__EXERCISE OBJECTIVE__. Gather every line in the records below that contains the word "screenshot".

__MATERIAL FOR THE TASK__.
----------
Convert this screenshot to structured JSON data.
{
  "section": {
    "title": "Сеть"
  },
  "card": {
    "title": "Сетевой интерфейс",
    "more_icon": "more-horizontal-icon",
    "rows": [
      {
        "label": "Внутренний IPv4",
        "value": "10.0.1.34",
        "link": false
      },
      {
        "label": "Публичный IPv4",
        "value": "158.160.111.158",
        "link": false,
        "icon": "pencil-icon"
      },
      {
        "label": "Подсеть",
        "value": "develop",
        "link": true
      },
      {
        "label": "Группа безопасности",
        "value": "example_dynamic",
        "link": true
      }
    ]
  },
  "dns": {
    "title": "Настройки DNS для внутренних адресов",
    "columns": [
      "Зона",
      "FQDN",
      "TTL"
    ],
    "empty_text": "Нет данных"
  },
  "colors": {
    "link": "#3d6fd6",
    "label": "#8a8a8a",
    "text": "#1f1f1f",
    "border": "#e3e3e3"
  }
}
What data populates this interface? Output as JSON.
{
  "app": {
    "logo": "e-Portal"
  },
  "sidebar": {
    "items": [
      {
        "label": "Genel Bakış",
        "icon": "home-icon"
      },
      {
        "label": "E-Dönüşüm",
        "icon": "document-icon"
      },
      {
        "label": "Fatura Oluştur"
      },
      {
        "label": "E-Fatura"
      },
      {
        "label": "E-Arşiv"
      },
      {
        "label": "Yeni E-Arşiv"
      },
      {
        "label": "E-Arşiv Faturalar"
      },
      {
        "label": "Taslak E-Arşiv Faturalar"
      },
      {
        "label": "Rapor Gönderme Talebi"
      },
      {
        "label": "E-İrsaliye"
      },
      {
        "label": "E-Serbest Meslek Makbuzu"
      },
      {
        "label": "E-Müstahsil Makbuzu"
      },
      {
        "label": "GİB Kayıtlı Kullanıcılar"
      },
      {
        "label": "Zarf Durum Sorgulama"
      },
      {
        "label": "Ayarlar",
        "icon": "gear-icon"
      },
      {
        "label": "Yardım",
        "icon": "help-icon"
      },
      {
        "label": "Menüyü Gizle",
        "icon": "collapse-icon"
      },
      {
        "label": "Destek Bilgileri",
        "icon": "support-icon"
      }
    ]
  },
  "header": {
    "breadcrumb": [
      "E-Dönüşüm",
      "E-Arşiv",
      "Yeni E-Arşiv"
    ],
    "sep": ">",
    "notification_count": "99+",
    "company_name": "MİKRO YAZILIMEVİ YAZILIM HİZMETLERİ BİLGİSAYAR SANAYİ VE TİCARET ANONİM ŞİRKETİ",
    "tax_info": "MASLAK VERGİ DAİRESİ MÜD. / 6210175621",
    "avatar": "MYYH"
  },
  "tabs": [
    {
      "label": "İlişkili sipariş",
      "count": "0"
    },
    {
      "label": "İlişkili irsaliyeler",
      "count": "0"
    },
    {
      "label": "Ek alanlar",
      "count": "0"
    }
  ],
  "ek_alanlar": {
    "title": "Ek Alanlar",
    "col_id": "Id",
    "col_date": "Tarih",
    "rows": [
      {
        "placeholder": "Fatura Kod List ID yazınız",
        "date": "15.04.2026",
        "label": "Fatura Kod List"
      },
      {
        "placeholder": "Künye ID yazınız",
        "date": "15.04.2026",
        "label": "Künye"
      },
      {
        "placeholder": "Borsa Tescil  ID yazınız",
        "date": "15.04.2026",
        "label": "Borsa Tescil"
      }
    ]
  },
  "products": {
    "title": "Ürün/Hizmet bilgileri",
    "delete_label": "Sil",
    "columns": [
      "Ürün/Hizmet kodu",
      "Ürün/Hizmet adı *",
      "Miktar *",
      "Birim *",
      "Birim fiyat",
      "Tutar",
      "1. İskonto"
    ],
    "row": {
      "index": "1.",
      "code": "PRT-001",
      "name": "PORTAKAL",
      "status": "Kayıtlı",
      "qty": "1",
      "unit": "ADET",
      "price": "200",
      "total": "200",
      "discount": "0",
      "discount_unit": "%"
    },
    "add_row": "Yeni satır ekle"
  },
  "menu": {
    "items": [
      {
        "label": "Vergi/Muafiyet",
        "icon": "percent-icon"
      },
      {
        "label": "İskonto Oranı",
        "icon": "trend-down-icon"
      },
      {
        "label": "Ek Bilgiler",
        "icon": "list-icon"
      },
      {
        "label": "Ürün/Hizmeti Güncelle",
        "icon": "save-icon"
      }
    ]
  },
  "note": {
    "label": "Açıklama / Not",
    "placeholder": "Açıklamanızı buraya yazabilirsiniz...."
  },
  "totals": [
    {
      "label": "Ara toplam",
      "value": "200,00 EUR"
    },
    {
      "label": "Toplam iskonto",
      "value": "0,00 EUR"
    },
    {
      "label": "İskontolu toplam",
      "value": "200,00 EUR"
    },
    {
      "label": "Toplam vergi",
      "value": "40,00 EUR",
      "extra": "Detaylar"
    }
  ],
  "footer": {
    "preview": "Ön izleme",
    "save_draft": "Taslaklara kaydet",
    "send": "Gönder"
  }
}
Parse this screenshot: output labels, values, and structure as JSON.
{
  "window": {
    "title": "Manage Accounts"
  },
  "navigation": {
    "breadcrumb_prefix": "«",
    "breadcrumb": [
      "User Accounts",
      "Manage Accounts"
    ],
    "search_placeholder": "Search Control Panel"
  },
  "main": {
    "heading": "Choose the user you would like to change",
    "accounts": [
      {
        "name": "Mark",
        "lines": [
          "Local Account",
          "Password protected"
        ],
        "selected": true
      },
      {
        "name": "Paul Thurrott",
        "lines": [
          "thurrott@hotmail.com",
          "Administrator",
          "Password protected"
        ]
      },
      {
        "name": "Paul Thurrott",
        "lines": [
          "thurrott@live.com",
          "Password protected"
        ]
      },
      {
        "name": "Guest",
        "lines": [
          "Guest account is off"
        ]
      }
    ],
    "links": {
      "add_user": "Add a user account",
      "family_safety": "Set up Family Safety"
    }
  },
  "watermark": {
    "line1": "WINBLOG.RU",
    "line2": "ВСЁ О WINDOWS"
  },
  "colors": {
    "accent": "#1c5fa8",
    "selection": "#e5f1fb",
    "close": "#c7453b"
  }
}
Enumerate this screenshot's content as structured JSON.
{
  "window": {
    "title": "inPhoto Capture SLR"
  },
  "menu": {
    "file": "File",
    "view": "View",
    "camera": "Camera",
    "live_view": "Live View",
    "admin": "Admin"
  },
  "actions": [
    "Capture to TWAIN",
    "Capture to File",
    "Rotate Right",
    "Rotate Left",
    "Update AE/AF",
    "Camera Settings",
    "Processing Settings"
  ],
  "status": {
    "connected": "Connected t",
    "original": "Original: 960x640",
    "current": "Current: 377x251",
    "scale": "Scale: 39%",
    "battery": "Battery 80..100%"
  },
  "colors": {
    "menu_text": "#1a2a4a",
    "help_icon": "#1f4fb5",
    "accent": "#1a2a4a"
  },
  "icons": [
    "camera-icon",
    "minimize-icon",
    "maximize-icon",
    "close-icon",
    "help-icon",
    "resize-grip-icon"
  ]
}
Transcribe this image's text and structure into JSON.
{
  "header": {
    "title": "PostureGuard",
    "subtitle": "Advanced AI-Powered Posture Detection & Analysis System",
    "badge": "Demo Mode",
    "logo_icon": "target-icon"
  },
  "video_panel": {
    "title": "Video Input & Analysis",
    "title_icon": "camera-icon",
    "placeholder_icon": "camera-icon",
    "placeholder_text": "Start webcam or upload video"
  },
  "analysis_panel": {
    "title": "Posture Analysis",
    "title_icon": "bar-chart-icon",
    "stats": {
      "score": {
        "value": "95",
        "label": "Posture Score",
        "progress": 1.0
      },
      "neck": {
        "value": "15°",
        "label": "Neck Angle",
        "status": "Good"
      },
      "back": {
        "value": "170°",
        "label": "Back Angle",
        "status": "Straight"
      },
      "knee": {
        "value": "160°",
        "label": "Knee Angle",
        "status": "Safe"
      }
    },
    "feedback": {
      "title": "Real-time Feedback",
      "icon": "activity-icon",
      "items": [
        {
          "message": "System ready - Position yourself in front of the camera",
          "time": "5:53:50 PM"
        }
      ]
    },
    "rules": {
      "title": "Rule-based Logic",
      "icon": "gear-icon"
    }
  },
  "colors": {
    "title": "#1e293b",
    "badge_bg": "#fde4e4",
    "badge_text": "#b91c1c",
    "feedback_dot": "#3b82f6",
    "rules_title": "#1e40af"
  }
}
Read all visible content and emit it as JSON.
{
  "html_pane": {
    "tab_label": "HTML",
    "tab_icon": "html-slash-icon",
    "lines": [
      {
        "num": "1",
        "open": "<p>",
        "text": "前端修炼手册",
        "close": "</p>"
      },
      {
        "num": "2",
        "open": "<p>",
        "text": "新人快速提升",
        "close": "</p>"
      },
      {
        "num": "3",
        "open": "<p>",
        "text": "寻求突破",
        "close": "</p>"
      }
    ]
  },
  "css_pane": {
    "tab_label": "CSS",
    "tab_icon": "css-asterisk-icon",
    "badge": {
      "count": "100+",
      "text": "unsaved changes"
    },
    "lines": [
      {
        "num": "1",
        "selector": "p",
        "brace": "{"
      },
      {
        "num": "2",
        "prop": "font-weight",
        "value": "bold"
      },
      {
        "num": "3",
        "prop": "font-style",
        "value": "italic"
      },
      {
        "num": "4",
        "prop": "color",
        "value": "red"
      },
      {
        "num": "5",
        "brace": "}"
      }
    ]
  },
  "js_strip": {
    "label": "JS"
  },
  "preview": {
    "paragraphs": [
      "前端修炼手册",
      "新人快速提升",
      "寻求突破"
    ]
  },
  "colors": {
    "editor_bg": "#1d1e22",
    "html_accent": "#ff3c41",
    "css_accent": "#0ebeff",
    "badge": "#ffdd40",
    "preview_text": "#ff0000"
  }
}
----------
__ANSWER TO THIS EXERCISE__.
Convert this screenshot to structured JSON data.
Parse this screenshot: output labels, values, and structure as JSON.
Enumerate this screenshot's content as structured JSON.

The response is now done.